● WORK TO COMPLETE
Tell me how many lines hold "this", please, using only the number.
---------------
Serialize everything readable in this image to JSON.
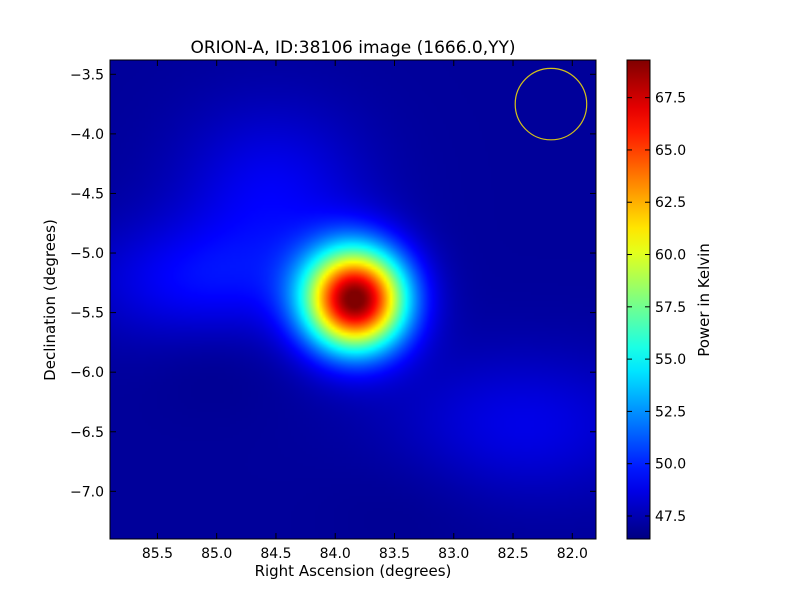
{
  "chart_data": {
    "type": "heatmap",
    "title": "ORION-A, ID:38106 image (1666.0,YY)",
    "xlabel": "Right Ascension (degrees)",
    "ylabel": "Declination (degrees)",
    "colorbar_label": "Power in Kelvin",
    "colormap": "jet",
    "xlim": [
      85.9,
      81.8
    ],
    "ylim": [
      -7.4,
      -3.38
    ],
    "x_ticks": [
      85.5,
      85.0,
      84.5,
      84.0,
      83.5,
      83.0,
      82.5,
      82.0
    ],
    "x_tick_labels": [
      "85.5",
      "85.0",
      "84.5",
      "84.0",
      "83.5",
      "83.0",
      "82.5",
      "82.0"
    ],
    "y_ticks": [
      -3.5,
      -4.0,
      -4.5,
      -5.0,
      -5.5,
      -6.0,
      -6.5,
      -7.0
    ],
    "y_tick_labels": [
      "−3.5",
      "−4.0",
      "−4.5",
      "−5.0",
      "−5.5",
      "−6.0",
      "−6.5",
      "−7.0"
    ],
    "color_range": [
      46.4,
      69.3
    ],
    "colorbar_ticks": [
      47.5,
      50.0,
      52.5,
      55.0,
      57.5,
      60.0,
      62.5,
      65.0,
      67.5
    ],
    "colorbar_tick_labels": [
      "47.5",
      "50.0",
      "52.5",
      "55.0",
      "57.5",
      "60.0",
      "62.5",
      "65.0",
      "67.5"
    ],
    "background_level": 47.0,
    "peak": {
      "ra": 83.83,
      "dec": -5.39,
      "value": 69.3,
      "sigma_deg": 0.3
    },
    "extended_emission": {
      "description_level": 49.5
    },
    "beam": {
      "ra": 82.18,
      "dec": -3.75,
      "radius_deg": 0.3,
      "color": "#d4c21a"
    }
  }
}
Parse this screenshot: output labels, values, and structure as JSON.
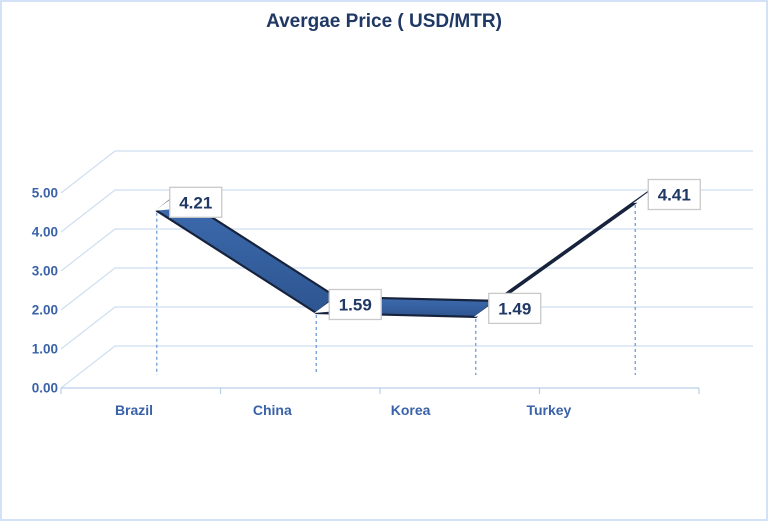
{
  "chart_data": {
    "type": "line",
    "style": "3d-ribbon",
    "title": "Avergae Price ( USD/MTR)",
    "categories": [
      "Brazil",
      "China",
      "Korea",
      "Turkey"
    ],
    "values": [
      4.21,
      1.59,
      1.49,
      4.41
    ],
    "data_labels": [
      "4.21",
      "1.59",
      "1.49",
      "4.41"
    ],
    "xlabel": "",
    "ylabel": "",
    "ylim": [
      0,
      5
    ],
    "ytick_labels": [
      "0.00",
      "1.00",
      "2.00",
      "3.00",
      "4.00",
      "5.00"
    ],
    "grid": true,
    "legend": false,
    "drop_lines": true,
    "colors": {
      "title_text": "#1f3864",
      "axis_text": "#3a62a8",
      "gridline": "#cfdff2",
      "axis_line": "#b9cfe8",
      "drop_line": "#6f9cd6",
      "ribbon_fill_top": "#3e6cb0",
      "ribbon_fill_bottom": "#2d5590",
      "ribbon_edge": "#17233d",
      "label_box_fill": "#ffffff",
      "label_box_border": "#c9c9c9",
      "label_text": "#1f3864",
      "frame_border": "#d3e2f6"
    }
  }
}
---------------
● EXPECTED ANSWER
2